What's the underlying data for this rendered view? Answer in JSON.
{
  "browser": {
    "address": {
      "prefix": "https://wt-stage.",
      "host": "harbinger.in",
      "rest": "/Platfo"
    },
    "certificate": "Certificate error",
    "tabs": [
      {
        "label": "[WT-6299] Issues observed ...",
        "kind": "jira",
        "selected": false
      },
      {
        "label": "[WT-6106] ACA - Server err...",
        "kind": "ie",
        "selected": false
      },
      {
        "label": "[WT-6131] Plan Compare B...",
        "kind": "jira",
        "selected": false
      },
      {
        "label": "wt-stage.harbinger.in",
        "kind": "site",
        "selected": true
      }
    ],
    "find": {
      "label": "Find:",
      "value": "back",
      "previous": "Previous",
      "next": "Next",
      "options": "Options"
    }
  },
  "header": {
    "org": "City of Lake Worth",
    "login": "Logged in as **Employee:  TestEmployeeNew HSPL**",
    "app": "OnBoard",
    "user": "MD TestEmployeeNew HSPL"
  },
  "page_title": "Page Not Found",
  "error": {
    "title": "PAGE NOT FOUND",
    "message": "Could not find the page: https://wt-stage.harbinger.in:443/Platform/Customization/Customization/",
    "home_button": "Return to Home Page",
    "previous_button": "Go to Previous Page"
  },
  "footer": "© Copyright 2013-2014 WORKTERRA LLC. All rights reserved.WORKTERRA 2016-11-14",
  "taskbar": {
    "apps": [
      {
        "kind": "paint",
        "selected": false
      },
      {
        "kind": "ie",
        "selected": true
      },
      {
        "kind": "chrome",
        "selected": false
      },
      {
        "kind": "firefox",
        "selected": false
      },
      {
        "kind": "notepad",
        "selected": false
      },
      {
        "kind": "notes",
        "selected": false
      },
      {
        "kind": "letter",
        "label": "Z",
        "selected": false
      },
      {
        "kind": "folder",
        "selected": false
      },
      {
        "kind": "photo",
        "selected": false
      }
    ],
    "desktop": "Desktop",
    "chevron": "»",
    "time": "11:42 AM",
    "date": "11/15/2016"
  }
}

INSTRUCTIONS TO FOLLOW: Reproduce the material exactly, with every line intact.

COMPLETE OUTPUT:
What's the underlying data for this rendered view? Answer in JSON.
{
  "browser": {
    "address": {
      "prefix": "https://wt-stage.",
      "host": "harbinger.in",
      "rest": "/Platfo"
    },
    "certificate": "Certificate error",
    "tabs": [
      {
        "label": "[WT-6299] Issues observed ...",
        "kind": "jira",
        "selected": false
      },
      {
        "label": "[WT-6106] ACA - Server err...",
        "kind": "ie",
        "selected": false
      },
      {
        "label": "[WT-6131] Plan Compare B...",
        "kind": "jira",
        "selected": false
      },
      {
        "label": "wt-stage.harbinger.in",
        "kind": "site",
        "selected": true
      }
    ],
    "find": {
      "label": "Find:",
      "value": "back",
      "previous": "Previous",
      "next": "Next",
      "options": "Options"
    }
  },
  "header": {
    "org": "City of Lake Worth",
    "login": "Logged in as **Employee:  TestEmployeeNew HSPL**",
    "app": "OnBoard",
    "user": "MD TestEmployeeNew HSPL"
  },
  "page_title": "Page Not Found",
  "error": {
    "title": "PAGE NOT FOUND",
    "message": "Could not find the page: https://wt-stage.harbinger.in:443/Platform/Customization/Customization/",
    "home_button": "Return to Home Page",
    "previous_button": "Go to Previous Page"
  },
  "footer": "© Copyright 2013-2014 WORKTERRA LLC. All rights reserved.WORKTERRA 2016-11-14",
  "taskbar": {
    "apps": [
      {
        "kind": "paint",
        "selected": false
      },
      {
        "kind": "ie",
        "selected": true
      },
      {
        "kind": "chrome",
        "selected": false
      },
      {
        "kind": "firefox",
        "selected": false
      },
      {
        "kind": "notepad",
        "selected": false
      },
      {
        "kind": "notes",
        "selected": false
      },
      {
        "kind": "letter",
        "label": "Z",
        "selected": false
      },
      {
        "kind": "folder",
        "selected": false
      },
      {
        "kind": "photo",
        "selected": false
      }
    ],
    "desktop": "Desktop",
    "chevron": "»",
    "time": "11:42 AM",
    "date": "11/15/2016"
  }
}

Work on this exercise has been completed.